• _The request_: Repeat each record below exactly, dropping the pictures.

— BEGIN Records supplied —

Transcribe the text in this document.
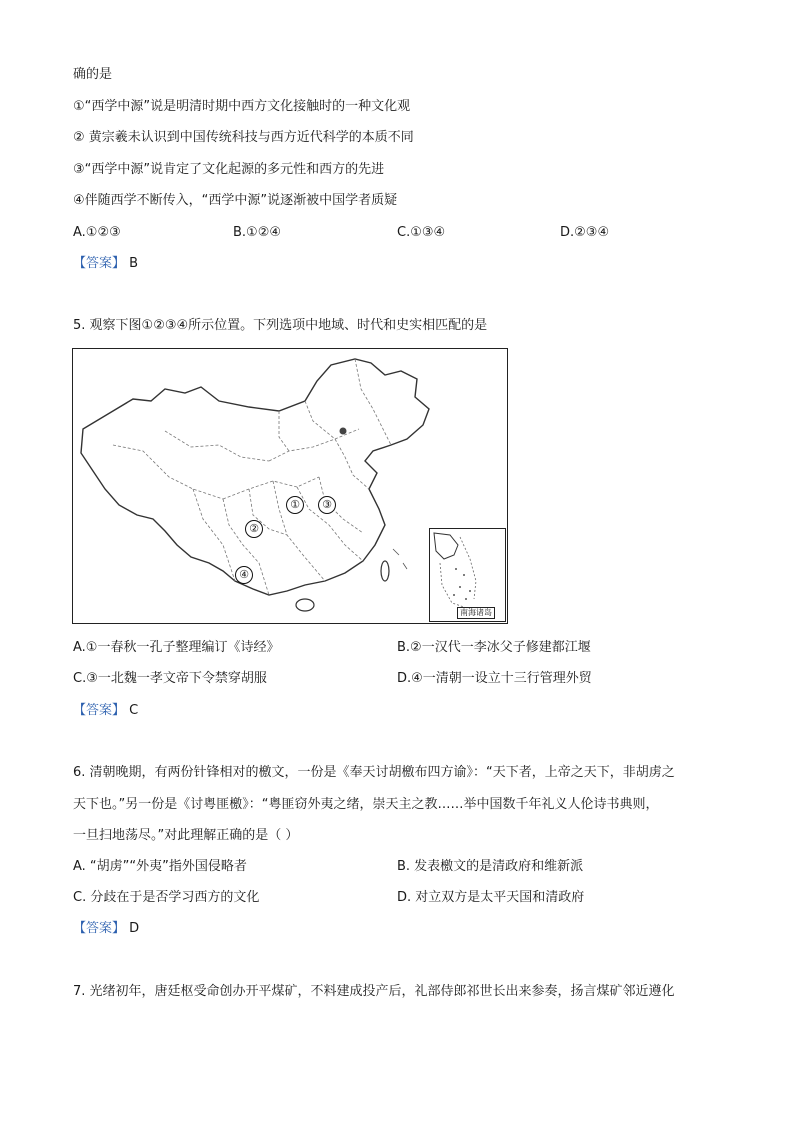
确的是
①“西学中源”说是明清时期中西方文化接触时的一种文化观
② 黄宗羲未认识到中国传统科技与西方近代科学的本质不同
③“西学中源”说肯定了文化起源的多元性和西方的先进
④伴随西学不断传入，“西学中源”说逐渐被中国学者质疑
A.①②③	B.①②④	C.①③④	D.②③④
【答案】 B
5. 观察下图①②③④所示位置。下列选项中地域、时代和史实相匹配的是
①
②
③
④
南海诸岛
A.①一春秋一孔子整理编订《诗经》	B.②一汉代一李冰父子修建都江堰
C.③一北魏一孝文帝下令禁穿胡服	D.④一清朝一设立十三行管理外贸
【答案】 C
6. 清朝晚期，有两份针锋相对的檄文，一份是《奉天讨胡檄布四方谕》：“天下者，上帝之天下，非胡虏之
天下也。”另一份是《讨粤匪檄》：“粤匪窃外夷之绪，崇天主之教……举中国数千年礼义人伦诗书典则，
一旦扫地荡尽。”对此理解正确的是（ ）
A. “胡虏”“外夷”指外国侵略者	B. 发表檄文的是清政府和维新派
C. 分歧在于是否学习西方的文化	D. 对立双方是太平天国和清政府
【答案】 D
7. 光绪初年，唐廷枢受命创办开平煤矿，不料建成投产后，礼部侍郎祁世长出来参奏，扬言煤矿邻近遵化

— END Records supplied —

• _Written answer_:
Transcribe the text in this document.
确的是
①“西学中源”说是明清时期中西方文化接触时的一种文化观
② 黄宗羲未认识到中国传统科技与西方近代科学的本质不同
③“西学中源”说肯定了文化起源的多元性和西方的先进
④伴随西学不断传入，“西学中源”说逐渐被中国学者质疑
A.①②③	B.①②④	C.①③④	D.②③④
【答案】 B
5. 观察下图①②③④所示位置。下列选项中地域、时代和史实相匹配的是
①
②
③
④
南海诸岛
A.①一春秋一孔子整理编订《诗经》	B.②一汉代一李冰父子修建都江堰
C.③一北魏一孝文帝下令禁穿胡服	D.④一清朝一设立十三行管理外贸
【答案】 C
6. 清朝晚期，有两份针锋相对的檄文，一份是《奉天讨胡檄布四方谕》：“天下者，上帝之天下，非胡虏之
天下也。”另一份是《讨粤匪檄》：“粤匪窃外夷之绪，崇天主之教……举中国数千年礼义人伦诗书典则，
一旦扫地荡尽。”对此理解正确的是（ ）
A. “胡虏”“外夷”指外国侵略者	B. 发表檄文的是清政府和维新派
C. 分歧在于是否学习西方的文化	D. 对立双方是太平天国和清政府
【答案】 D
7. 光绪初年，唐廷枢受命创办开平煤矿，不料建成投产后，礼部侍郎祁世长出来参奏，扬言煤矿邻近遵化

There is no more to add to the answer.